§ **INFORMATION SHOWN**
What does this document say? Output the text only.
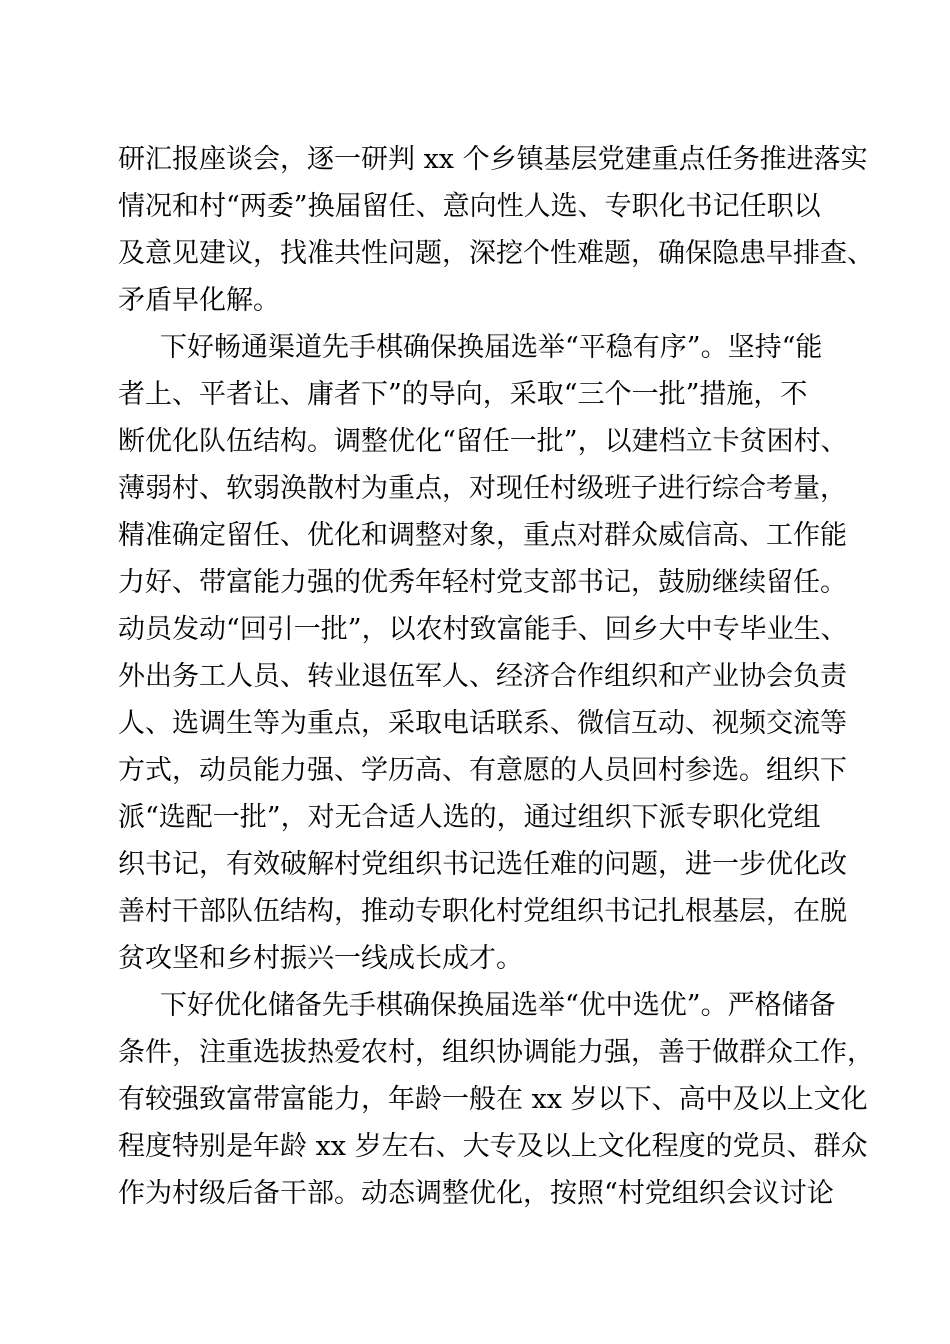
研汇报座谈会，逐一研判 xx 个乡镇基层党建重点任务推进落实
情况和村“两委”换届留任、意向性人选、专职化书记任职以
及意见建议，找准共性问题，深挖个性难题，确保隐患早排查、
矛盾早化解。
下好畅通渠道先手棋确保换届选举“平稳有序”。坚持“能
者上、平者让、庸者下”的导向，采取“三个一批”措施，不
断优化队伍结构。调整优化“留任一批”，以建档立卡贫困村、
薄弱村、软弱涣散村为重点，对现任村级班子进行综合考量，
精准确定留任、优化和调整对象，重点对群众威信高、工作能
力好、带富能力强的优秀年轻村党支部书记，鼓励继续留任。
动员发动“回引一批”，以农村致富能手、回乡大中专毕业生、
外出务工人员、转业退伍军人、经济合作组织和产业协会负责
人、选调生等为重点，采取电话联系、微信互动、视频交流等
方式，动员能力强、学历高、有意愿的人员回村参选。组织下
派“选配一批”，对无合适人选的，通过组织下派专职化党组
织书记，有效破解村党组织书记选任难的问题，进一步优化改
善村干部队伍结构，推动专职化村党组织书记扎根基层，在脱
贫攻坚和乡村振兴一线成长成才。
下好优化储备先手棋确保换届选举“优中选优”。严格储备
条件，注重选拔热爱农村，组织协调能力强，善于做群众工作，
有较强致富带富能力，年龄一般在 xx 岁以下、高中及以上文化
程度特别是年龄 xx 岁左右、大专及以上文化程度的党员、群众
作为村级后备干部。动态调整优化，按照“村党组织会议讨论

§ **WHAT YOU WILL DO**
Without the images, write out each line of the data verbatim.

§ **RESPONSE BELOW**
What does this document say? Output the text only.
研汇报座谈会，逐一研判 xx 个乡镇基层党建重点任务推进落实
情况和村“两委”换届留任、意向性人选、专职化书记任职以
及意见建议，找准共性问题，深挖个性难题，确保隐患早排查、
矛盾早化解。
下好畅通渠道先手棋确保换届选举“平稳有序”。坚持“能
者上、平者让、庸者下”的导向，采取“三个一批”措施，不
断优化队伍结构。调整优化“留任一批”，以建档立卡贫困村、
薄弱村、软弱涣散村为重点，对现任村级班子进行综合考量，
精准确定留任、优化和调整对象，重点对群众威信高、工作能
力好、带富能力强的优秀年轻村党支部书记，鼓励继续留任。
动员发动“回引一批”，以农村致富能手、回乡大中专毕业生、
外出务工人员、转业退伍军人、经济合作组织和产业协会负责
人、选调生等为重点，采取电话联系、微信互动、视频交流等
方式，动员能力强、学历高、有意愿的人员回村参选。组织下
派“选配一批”，对无合适人选的，通过组织下派专职化党组
织书记，有效破解村党组织书记选任难的问题，进一步优化改
善村干部队伍结构，推动专职化村党组织书记扎根基层，在脱
贫攻坚和乡村振兴一线成长成才。
下好优化储备先手棋确保换届选举“优中选优”。严格储备
条件，注重选拔热爱农村，组织协调能力强，善于做群众工作，
有较强致富带富能力，年龄一般在 xx 岁以下、高中及以上文化
程度特别是年龄 xx 岁左右、大专及以上文化程度的党员、群众
作为村级后备干部。动态调整优化，按照“村党组织会议讨论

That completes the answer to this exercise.